- _Exercise goal_:
Check each line of the material below for the string "εξέλιξη", then report how many lines have it, and nothing else.

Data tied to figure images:
══════
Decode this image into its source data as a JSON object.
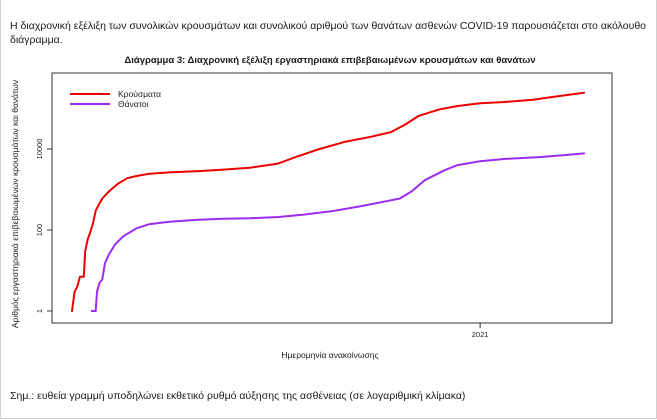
{
  "document": {
    "intro_text": "Η διαχρονική εξέλιξη των συνολικών κρουσμάτων και συνολικού αριθμού των θανάτων ασθενών COVID-19 παρουσιάζεται στο ακόλουθο διάγραμμα.",
    "footnote": "Σημ.: ευθεία γραμμή υποδηλώνει εκθετικό ρυθμό αύξησης της ασθένειας (σε λογαριθμική κλίμακα)"
  },
  "chart_data": {
    "type": "line",
    "title": "Διάγραμμα 3: Διαχρονική εξέλιξη εργαστηριακά επιβεβαιωμένων κρουσμάτων και θανάτων",
    "xlabel": "Ημερομηνία ανακοίνωσης",
    "ylabel": "Αριθμός εργαστηριακά επιβεβαιωμένων κρουσμάτων και θανάτων",
    "y_scale": "log",
    "ylim": [
      1,
      400000
    ],
    "yticks": [
      1,
      100,
      10000
    ],
    "ytick_labels": [
      "1",
      "100",
      "10000"
    ],
    "xlim": [
      "2020-02-26",
      "2021-03-27"
    ],
    "xticks": [
      "2021-01-01"
    ],
    "xtick_labels": [
      "2021"
    ],
    "grid": false,
    "legend_position": "top-left",
    "series": [
      {
        "name": "Κρούσματα",
        "color": "#ee0000",
        "points": [
          [
            "2020-02-26",
            1
          ],
          [
            "2020-02-28",
            3
          ],
          [
            "2020-03-01",
            4
          ],
          [
            "2020-03-03",
            7
          ],
          [
            "2020-03-06",
            7
          ],
          [
            "2020-03-07",
            30
          ],
          [
            "2020-03-09",
            60
          ],
          [
            "2020-03-11",
            90
          ],
          [
            "2020-03-13",
            150
          ],
          [
            "2020-03-15",
            300
          ],
          [
            "2020-03-17",
            400
          ],
          [
            "2020-03-20",
            600
          ],
          [
            "2020-03-25",
            900
          ],
          [
            "2020-04-01",
            1400
          ],
          [
            "2020-04-08",
            1900
          ],
          [
            "2020-04-15",
            2150
          ],
          [
            "2020-04-25",
            2450
          ],
          [
            "2020-05-10",
            2650
          ],
          [
            "2020-06-01",
            2850
          ],
          [
            "2020-06-20",
            3100
          ],
          [
            "2020-07-10",
            3450
          ],
          [
            "2020-07-31",
            4300
          ],
          [
            "2020-08-15",
            6500
          ],
          [
            "2020-09-01",
            10000
          ],
          [
            "2020-09-20",
            15000
          ],
          [
            "2020-10-10",
            20000
          ],
          [
            "2020-10-25",
            26000
          ],
          [
            "2020-11-05",
            40000
          ],
          [
            "2020-11-15",
            65000
          ],
          [
            "2020-12-01",
            95000
          ],
          [
            "2020-12-15",
            115000
          ],
          [
            "2021-01-01",
            135000
          ],
          [
            "2021-01-20",
            145000
          ],
          [
            "2021-02-10",
            165000
          ],
          [
            "2021-03-01",
            200000
          ],
          [
            "2021-03-21",
            245000
          ]
        ]
      },
      {
        "name": "Θάνατοι",
        "color": "#9b2cf0",
        "points": [
          [
            "2020-03-12",
            1
          ],
          [
            "2020-03-15",
            1
          ],
          [
            "2020-03-16",
            3
          ],
          [
            "2020-03-18",
            5
          ],
          [
            "2020-03-20",
            6
          ],
          [
            "2020-03-22",
            15
          ],
          [
            "2020-03-25",
            25
          ],
          [
            "2020-03-30",
            45
          ],
          [
            "2020-04-05",
            70
          ],
          [
            "2020-04-15",
            110
          ],
          [
            "2020-04-25",
            140
          ],
          [
            "2020-05-10",
            160
          ],
          [
            "2020-06-01",
            180
          ],
          [
            "2020-06-20",
            190
          ],
          [
            "2020-07-10",
            195
          ],
          [
            "2020-08-01",
            210
          ],
          [
            "2020-08-20",
            240
          ],
          [
            "2020-09-10",
            290
          ],
          [
            "2020-10-01",
            380
          ],
          [
            "2020-10-20",
            500
          ],
          [
            "2020-11-01",
            600
          ],
          [
            "2020-11-10",
            900
          ],
          [
            "2020-11-20",
            1700
          ],
          [
            "2020-12-05",
            3000
          ],
          [
            "2020-12-15",
            4000
          ],
          [
            "2021-01-01",
            5000
          ],
          [
            "2021-01-20",
            5700
          ],
          [
            "2021-02-15",
            6300
          ],
          [
            "2021-03-05",
            7000
          ],
          [
            "2021-03-21",
            7800
          ]
        ]
      }
    ]
  }
}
══════
- _Answer to this task_:
2